What to produce: Leave out the pictures and transcribe the rest of the records exactly.
◆ ◆ ◆ ◆
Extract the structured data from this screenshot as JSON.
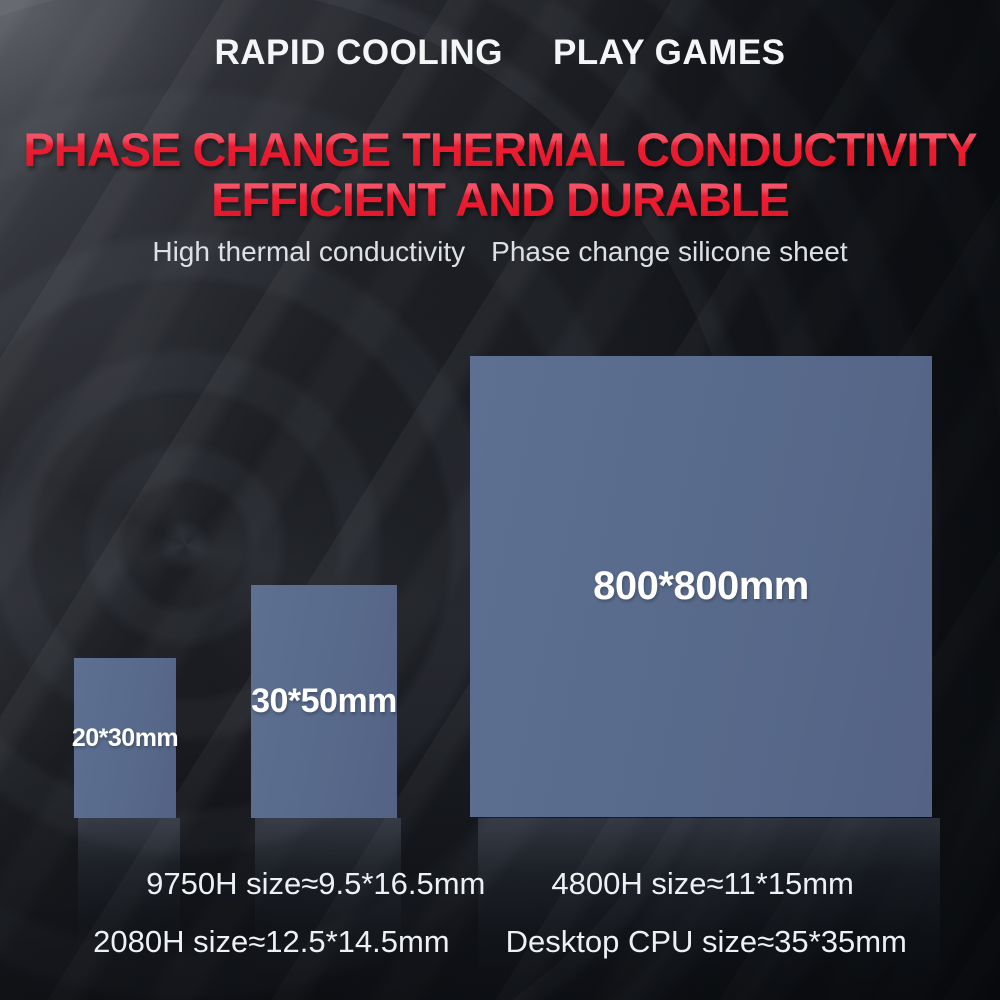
{
  "tagline": {
    "left": "RAPID COOLING",
    "right": "PLAY GAMES"
  },
  "title": {
    "line1": "PHASE CHANGE THERMAL CONDUCTIVITY",
    "line2": "EFFICIENT AND DURABLE"
  },
  "subtitle": {
    "left": "High thermal conductivity",
    "right": "Phase change silicone sheet"
  },
  "pads": [
    {
      "name": "small",
      "label": "20*30mm"
    },
    {
      "name": "medium",
      "label": "30*50mm"
    },
    {
      "name": "large",
      "label": "800*800mm"
    }
  ],
  "specs": [
    {
      "left": "9750H  size≈9.5*16.5mm",
      "right": "4800H size≈11*15mm"
    },
    {
      "left": "2080H size≈12.5*14.5mm",
      "right": "Desktop CPU size≈35*35mm"
    }
  ],
  "colors": {
    "background_base": "#101216",
    "pad_fill": "#586a8b",
    "title_red_top": "#fa5e72",
    "title_red_bottom": "#da1224",
    "text_white": "#f3f5f7",
    "subtitle_gray": "#dde1e5"
  }
}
◆ ◆ ◆ ◆
Result for this task:
Extract the structured data from this screenshot as JSON.
{
  "tagline": {
    "left": "RAPID COOLING",
    "right": "PLAY GAMES"
  },
  "title": {
    "line1": "PHASE CHANGE THERMAL CONDUCTIVITY",
    "line2": "EFFICIENT AND DURABLE"
  },
  "subtitle": {
    "left": "High thermal conductivity",
    "right": "Phase change silicone sheet"
  },
  "pads": [
    {
      "name": "small",
      "label": "20*30mm"
    },
    {
      "name": "medium",
      "label": "30*50mm"
    },
    {
      "name": "large",
      "label": "800*800mm"
    }
  ],
  "specs": [
    {
      "left": "9750H  size≈9.5*16.5mm",
      "right": "4800H size≈11*15mm"
    },
    {
      "left": "2080H size≈12.5*14.5mm",
      "right": "Desktop CPU size≈35*35mm"
    }
  ],
  "colors": {
    "background_base": "#101216",
    "pad_fill": "#586a8b",
    "title_red_top": "#fa5e72",
    "title_red_bottom": "#da1224",
    "text_white": "#f3f5f7",
    "subtitle_gray": "#dde1e5"
  }
}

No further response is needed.